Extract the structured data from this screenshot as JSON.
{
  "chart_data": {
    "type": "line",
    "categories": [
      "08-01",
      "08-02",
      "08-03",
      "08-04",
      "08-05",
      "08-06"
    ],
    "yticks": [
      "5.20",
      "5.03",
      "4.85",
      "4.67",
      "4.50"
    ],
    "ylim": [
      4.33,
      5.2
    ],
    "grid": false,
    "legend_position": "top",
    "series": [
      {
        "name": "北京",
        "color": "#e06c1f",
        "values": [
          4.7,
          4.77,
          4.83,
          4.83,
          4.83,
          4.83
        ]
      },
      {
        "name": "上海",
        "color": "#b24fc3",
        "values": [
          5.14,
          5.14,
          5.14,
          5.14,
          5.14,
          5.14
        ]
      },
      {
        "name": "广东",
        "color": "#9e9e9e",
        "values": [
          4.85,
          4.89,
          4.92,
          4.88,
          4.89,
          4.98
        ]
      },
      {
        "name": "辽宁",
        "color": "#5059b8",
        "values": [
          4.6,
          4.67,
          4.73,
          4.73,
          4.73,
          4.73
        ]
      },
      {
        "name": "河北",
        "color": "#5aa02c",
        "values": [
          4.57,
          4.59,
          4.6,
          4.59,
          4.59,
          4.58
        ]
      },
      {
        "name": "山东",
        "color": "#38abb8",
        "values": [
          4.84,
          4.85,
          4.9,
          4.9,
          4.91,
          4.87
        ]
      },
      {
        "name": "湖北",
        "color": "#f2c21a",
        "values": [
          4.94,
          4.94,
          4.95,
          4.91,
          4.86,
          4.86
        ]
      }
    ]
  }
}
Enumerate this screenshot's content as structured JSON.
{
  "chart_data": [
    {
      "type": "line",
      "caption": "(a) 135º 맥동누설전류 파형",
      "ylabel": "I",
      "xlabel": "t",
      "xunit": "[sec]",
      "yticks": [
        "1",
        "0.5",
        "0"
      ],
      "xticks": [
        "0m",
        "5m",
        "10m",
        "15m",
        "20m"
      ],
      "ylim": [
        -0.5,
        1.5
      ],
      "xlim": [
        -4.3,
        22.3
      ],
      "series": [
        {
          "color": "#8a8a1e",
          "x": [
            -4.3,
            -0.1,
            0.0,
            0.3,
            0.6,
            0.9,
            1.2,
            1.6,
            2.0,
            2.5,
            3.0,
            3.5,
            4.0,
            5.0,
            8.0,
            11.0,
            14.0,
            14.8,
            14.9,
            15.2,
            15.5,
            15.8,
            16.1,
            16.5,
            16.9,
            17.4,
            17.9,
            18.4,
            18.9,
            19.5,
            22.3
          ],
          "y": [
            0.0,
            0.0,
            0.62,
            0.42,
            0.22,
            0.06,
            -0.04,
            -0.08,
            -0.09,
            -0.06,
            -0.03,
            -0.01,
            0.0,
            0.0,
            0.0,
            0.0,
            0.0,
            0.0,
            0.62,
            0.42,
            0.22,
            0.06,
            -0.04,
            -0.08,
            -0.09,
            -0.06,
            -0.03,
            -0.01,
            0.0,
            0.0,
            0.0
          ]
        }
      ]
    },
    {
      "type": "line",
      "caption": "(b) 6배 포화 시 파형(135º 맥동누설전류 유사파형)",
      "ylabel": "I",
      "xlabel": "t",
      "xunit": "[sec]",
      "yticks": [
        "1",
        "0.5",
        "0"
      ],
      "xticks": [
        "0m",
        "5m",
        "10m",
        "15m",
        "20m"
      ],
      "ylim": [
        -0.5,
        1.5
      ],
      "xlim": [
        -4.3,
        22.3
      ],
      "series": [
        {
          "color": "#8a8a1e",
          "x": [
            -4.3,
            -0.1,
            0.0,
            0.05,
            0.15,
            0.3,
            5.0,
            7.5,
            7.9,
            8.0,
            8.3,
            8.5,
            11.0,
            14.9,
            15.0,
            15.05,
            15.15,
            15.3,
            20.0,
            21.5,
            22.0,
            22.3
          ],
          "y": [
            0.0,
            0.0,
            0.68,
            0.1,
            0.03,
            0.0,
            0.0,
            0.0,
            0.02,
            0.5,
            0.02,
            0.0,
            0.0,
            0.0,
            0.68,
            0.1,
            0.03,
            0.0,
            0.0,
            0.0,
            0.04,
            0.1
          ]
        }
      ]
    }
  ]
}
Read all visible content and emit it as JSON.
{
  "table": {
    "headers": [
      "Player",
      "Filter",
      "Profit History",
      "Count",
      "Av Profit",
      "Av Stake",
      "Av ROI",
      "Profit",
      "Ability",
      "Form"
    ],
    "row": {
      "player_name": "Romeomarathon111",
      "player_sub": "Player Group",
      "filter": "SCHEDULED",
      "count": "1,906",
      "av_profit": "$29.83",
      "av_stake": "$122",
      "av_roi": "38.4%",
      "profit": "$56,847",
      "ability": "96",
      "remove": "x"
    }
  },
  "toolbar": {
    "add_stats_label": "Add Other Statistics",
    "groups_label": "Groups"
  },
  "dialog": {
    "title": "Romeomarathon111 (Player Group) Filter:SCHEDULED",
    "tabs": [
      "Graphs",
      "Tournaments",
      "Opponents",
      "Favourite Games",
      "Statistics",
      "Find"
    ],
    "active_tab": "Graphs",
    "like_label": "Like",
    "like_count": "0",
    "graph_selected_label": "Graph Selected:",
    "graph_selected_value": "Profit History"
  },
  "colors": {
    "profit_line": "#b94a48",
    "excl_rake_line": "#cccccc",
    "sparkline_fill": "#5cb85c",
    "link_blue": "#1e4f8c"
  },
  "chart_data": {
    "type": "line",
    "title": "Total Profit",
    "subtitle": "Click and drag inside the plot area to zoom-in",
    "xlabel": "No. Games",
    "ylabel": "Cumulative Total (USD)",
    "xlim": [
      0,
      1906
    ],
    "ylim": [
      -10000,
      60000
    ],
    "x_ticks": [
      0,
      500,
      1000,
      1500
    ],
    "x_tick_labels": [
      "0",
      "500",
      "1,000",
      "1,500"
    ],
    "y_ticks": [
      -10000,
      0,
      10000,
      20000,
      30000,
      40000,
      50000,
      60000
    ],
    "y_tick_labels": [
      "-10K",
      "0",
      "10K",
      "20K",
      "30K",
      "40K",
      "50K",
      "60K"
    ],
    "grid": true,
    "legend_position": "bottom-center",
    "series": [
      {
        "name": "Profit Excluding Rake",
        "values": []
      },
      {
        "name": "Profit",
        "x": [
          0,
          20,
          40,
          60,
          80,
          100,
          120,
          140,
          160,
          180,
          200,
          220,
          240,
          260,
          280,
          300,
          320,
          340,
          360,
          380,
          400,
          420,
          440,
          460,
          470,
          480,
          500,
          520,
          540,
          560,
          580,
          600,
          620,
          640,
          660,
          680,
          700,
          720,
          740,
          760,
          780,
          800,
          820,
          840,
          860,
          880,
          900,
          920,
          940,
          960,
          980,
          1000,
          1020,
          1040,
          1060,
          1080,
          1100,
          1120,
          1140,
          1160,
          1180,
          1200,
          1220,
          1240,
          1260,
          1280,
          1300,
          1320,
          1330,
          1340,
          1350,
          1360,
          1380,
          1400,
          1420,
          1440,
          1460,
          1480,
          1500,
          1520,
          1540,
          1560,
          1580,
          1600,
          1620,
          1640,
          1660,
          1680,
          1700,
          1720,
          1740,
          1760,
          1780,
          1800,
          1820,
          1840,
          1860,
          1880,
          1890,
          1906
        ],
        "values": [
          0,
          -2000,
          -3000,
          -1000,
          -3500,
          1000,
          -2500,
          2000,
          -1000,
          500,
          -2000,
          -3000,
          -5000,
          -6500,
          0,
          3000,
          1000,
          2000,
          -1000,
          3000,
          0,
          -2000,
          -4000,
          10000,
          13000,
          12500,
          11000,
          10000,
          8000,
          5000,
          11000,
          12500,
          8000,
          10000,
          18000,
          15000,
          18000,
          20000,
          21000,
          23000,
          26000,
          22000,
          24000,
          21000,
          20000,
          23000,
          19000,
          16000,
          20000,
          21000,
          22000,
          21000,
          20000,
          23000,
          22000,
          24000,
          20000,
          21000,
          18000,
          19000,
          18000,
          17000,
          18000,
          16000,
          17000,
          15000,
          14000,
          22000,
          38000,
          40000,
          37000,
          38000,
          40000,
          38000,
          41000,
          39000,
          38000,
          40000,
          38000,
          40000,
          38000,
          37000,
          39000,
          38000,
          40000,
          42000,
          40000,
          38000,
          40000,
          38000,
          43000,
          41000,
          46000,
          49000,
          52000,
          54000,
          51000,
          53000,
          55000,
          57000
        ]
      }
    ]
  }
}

■ Goal of the exercise
Read the entries and show each line that mentions "structured".

■ Output of the exercise
Extract the structured data from this screenshot as JSON.
Enumerate this screenshot's content as structured JSON.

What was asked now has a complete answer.